===== Listed records =====

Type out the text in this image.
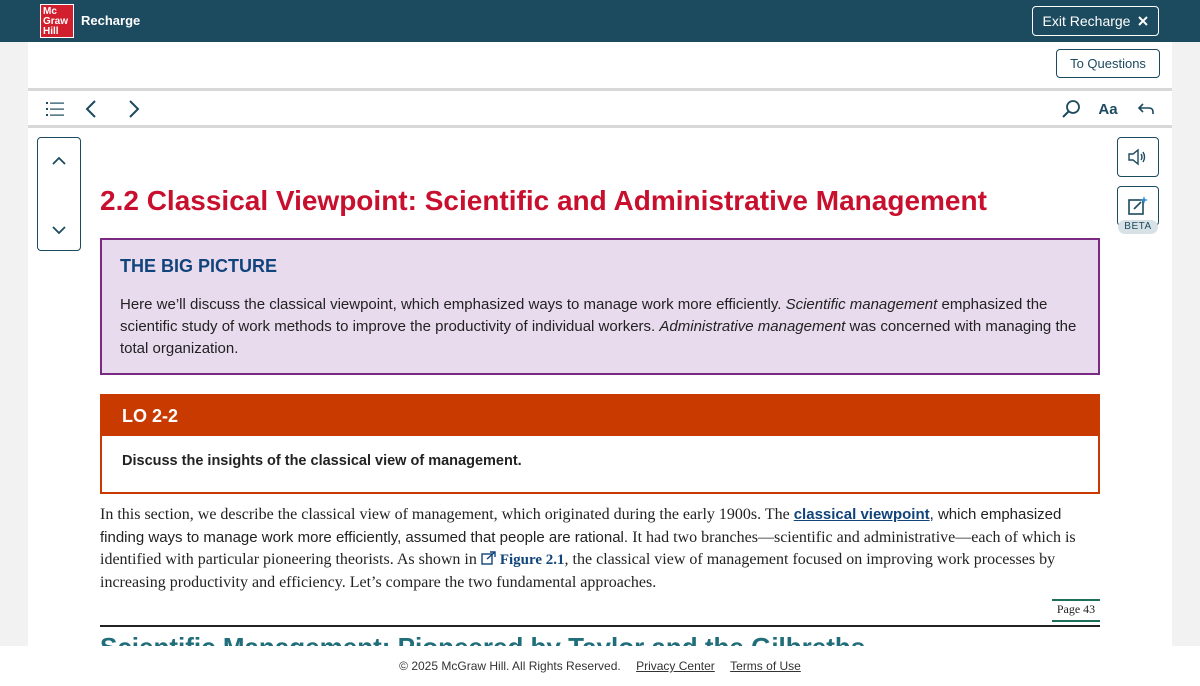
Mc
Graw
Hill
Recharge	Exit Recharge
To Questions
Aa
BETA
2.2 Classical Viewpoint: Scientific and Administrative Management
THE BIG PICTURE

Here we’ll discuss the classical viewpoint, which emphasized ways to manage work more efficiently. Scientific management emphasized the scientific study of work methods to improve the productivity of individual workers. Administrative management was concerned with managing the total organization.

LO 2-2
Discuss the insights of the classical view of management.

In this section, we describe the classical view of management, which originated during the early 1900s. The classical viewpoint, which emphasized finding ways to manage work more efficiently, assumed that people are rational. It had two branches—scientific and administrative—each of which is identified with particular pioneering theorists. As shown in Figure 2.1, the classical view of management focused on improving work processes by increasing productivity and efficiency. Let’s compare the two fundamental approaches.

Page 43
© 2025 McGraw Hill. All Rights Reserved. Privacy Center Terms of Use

=====

What the task asks
From the material above, reproduce everything verbatim except the pictures.

Answer to the problem
Type out the text in this image.
Mc
Graw
Hill
Recharge	Exit Recharge
To Questions
Aa
BETA
2.2 Classical Viewpoint: Scientific and Administrative Management
THE BIG PICTURE

Here we’ll discuss the classical viewpoint, which emphasized ways to manage work more efficiently. Scientific management emphasized the scientific study of work methods to improve the productivity of individual workers. Administrative management was concerned with managing the total organization.

LO 2-2
Discuss the insights of the classical view of management.

In this section, we describe the classical view of management, which originated during the early 1900s. The classical viewpoint, which emphasized finding ways to manage work more efficiently, assumed that people are rational. It had two branches—scientific and administrative—each of which is identified with particular pioneering theorists. As shown in Figure 2.1, the classical view of management focused on improving work processes by increasing productivity and efficiency. Let’s compare the two fundamental approaches.

Page 43
© 2025 McGraw Hill. All Rights Reserved. Privacy Center Terms of Use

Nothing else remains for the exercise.